*Instructions to follow*: Select from the records below every line that has the word "text" in it.

*Data to use*:
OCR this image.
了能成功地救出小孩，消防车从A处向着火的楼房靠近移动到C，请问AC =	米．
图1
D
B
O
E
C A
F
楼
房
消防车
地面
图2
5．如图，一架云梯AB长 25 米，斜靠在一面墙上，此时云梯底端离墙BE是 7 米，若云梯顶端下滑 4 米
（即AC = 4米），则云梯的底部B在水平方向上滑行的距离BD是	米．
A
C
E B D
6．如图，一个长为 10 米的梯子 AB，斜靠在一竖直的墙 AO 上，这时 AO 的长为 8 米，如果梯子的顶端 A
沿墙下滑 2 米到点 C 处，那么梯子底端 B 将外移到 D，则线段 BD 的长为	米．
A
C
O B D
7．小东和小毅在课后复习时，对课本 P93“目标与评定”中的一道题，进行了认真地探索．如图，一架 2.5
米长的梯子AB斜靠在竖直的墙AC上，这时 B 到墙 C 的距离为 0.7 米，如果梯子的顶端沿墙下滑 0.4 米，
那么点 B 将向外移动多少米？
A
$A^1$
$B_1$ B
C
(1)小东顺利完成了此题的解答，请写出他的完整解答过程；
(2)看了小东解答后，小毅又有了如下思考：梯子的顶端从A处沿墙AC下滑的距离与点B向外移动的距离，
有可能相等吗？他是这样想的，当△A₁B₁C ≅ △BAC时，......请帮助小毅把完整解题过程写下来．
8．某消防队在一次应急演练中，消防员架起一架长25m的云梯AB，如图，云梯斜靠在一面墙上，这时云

* * *

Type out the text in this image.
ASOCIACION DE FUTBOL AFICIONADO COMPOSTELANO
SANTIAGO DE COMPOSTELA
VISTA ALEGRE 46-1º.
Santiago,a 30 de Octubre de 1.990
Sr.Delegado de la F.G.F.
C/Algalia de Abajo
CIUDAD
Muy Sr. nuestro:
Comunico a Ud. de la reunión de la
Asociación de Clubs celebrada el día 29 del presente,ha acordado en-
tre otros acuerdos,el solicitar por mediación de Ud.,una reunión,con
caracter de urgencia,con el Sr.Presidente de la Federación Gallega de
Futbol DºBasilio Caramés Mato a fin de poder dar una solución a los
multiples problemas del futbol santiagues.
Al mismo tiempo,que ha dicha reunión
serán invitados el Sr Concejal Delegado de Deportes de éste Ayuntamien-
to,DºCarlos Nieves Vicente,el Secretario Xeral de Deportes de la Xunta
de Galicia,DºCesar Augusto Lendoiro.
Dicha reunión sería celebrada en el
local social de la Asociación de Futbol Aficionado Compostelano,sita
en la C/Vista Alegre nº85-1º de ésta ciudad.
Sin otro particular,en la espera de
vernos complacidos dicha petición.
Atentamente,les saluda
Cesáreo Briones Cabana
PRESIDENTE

==

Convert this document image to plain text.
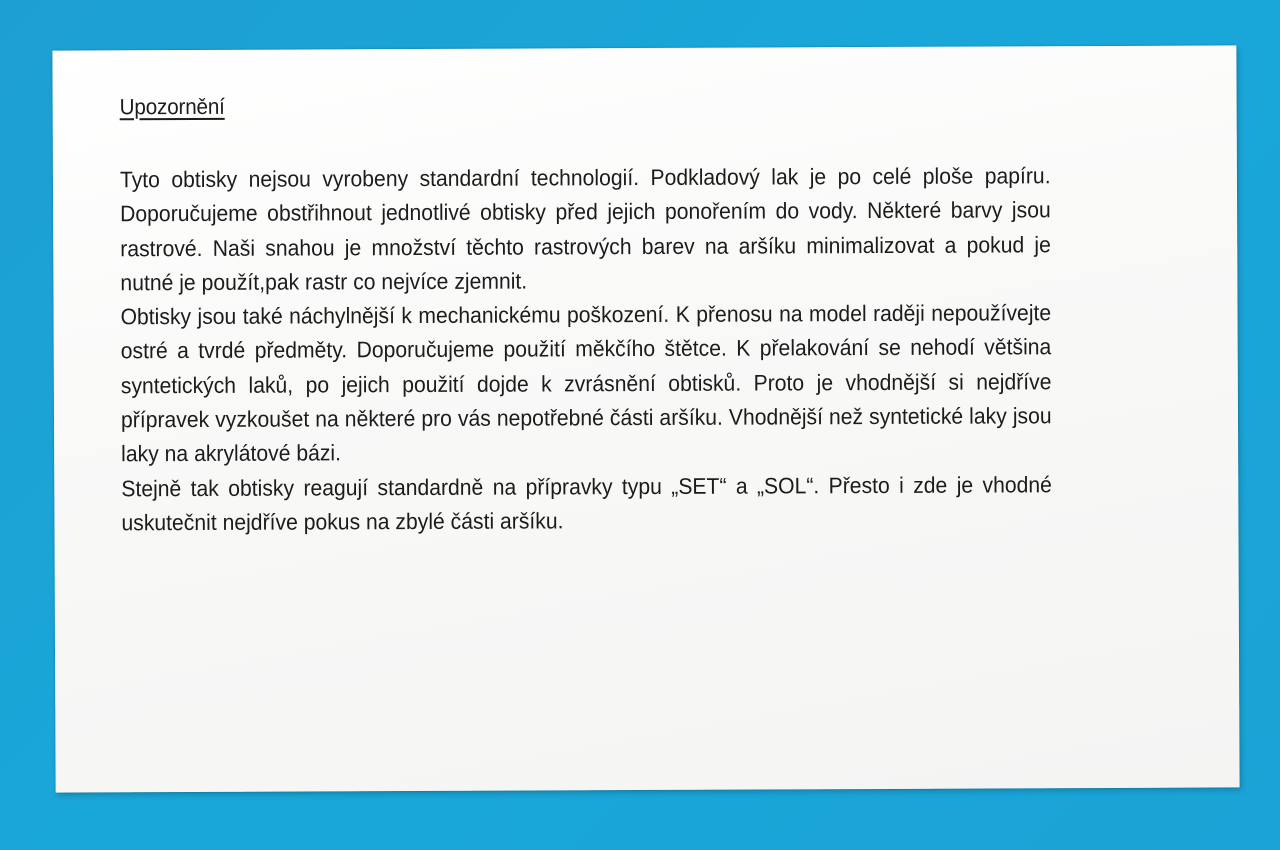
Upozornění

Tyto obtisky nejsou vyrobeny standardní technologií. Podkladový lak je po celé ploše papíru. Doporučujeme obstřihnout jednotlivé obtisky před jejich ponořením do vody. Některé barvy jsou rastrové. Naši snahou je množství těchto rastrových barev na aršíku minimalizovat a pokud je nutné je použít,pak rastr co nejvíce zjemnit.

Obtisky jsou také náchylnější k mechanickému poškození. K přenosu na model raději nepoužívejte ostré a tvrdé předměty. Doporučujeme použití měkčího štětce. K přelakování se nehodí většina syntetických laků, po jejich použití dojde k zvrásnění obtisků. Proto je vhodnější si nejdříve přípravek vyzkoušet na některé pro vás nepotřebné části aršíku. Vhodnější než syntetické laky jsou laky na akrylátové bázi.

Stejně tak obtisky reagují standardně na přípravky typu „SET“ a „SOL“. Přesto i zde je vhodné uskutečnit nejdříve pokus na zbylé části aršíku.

*Solution to this problem*:
Type out the text in this image.
Convert this document image to plain text.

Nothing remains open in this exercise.